### EXERCISE BRIEF
All of the data needs to be printed again, exactly as written.

### DATA SUPPLIED
★ ★ ★ ★
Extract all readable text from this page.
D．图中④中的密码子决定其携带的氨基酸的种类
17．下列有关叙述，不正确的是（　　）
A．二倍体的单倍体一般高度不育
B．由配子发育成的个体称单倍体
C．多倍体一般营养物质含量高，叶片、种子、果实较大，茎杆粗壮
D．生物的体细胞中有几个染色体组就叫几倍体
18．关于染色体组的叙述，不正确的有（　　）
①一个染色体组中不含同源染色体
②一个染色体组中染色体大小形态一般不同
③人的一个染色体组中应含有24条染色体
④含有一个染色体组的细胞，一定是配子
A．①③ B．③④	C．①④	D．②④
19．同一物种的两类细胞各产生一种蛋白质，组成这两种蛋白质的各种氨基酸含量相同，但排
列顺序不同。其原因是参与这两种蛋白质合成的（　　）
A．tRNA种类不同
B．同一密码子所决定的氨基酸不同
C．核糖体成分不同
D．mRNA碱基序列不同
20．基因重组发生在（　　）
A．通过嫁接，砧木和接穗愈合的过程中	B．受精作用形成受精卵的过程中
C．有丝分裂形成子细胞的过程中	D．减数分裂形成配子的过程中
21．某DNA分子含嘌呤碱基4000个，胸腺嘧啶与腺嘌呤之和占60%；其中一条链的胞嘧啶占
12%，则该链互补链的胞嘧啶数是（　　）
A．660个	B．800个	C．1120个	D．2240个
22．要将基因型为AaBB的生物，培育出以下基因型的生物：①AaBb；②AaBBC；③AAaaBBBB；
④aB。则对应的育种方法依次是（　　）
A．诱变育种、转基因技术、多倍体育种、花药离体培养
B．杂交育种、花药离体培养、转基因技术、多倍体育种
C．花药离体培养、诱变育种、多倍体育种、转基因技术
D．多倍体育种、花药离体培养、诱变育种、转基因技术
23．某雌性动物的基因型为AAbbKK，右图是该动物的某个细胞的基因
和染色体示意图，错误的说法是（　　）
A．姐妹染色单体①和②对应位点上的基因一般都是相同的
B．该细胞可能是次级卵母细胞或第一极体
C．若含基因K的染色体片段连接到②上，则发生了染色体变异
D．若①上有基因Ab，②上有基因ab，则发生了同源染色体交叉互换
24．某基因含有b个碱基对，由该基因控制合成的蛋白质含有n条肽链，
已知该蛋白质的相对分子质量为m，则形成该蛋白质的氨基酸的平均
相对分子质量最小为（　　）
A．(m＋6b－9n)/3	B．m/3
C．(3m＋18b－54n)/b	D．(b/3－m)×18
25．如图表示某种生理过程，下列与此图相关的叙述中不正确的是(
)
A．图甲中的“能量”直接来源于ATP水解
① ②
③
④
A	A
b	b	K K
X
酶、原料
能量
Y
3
★ ★ ★ ★
### ANSWER SECTION
Extract all readable text from this page.
D．图中④中的密码子决定其携带的氨基酸的种类
17．下列有关叙述，不正确的是（　　）
A．二倍体的单倍体一般高度不育
B．由配子发育成的个体称单倍体
C．多倍体一般营养物质含量高，叶片、种子、果实较大，茎杆粗壮
D．生物的体细胞中有几个染色体组就叫几倍体
18．关于染色体组的叙述，不正确的有（　　）
①一个染色体组中不含同源染色体
②一个染色体组中染色体大小形态一般不同
③人的一个染色体组中应含有24条染色体
④含有一个染色体组的细胞，一定是配子
A．①③ B．③④	C．①④	D．②④
19．同一物种的两类细胞各产生一种蛋白质，组成这两种蛋白质的各种氨基酸含量相同，但排
列顺序不同。其原因是参与这两种蛋白质合成的（　　）
A．tRNA种类不同
B．同一密码子所决定的氨基酸不同
C．核糖体成分不同
D．mRNA碱基序列不同
20．基因重组发生在（　　）
A．通过嫁接，砧木和接穗愈合的过程中	B．受精作用形成受精卵的过程中
C．有丝分裂形成子细胞的过程中	D．减数分裂形成配子的过程中
21．某DNA分子含嘌呤碱基4000个，胸腺嘧啶与腺嘌呤之和占60%；其中一条链的胞嘧啶占
12%，则该链互补链的胞嘧啶数是（　　）
A．660个	B．800个	C．1120个	D．2240个
22．要将基因型为AaBB的生物，培育出以下基因型的生物：①AaBb；②AaBBC；③AAaaBBBB；
④aB。则对应的育种方法依次是（　　）
A．诱变育种、转基因技术、多倍体育种、花药离体培养
B．杂交育种、花药离体培养、转基因技术、多倍体育种
C．花药离体培养、诱变育种、多倍体育种、转基因技术
D．多倍体育种、花药离体培养、诱变育种、转基因技术
23．某雌性动物的基因型为AAbbKK，右图是该动物的某个细胞的基因
和染色体示意图，错误的说法是（　　）
A．姐妹染色单体①和②对应位点上的基因一般都是相同的
B．该细胞可能是次级卵母细胞或第一极体
C．若含基因K的染色体片段连接到②上，则发生了染色体变异
D．若①上有基因Ab，②上有基因ab，则发生了同源染色体交叉互换
24．某基因含有b个碱基对，由该基因控制合成的蛋白质含有n条肽链，
已知该蛋白质的相对分子质量为m，则形成该蛋白质的氨基酸的平均
相对分子质量最小为（　　）
A．(m＋6b－9n)/3	B．m/3
C．(3m＋18b－54n)/b	D．(b/3－m)×18
25．如图表示某种生理过程，下列与此图相关的叙述中不正确的是(
)
A．图甲中的“能量”直接来源于ATP水解
① ②
③
④
A	A
b	b	K K
X
酶、原料
能量
Y
3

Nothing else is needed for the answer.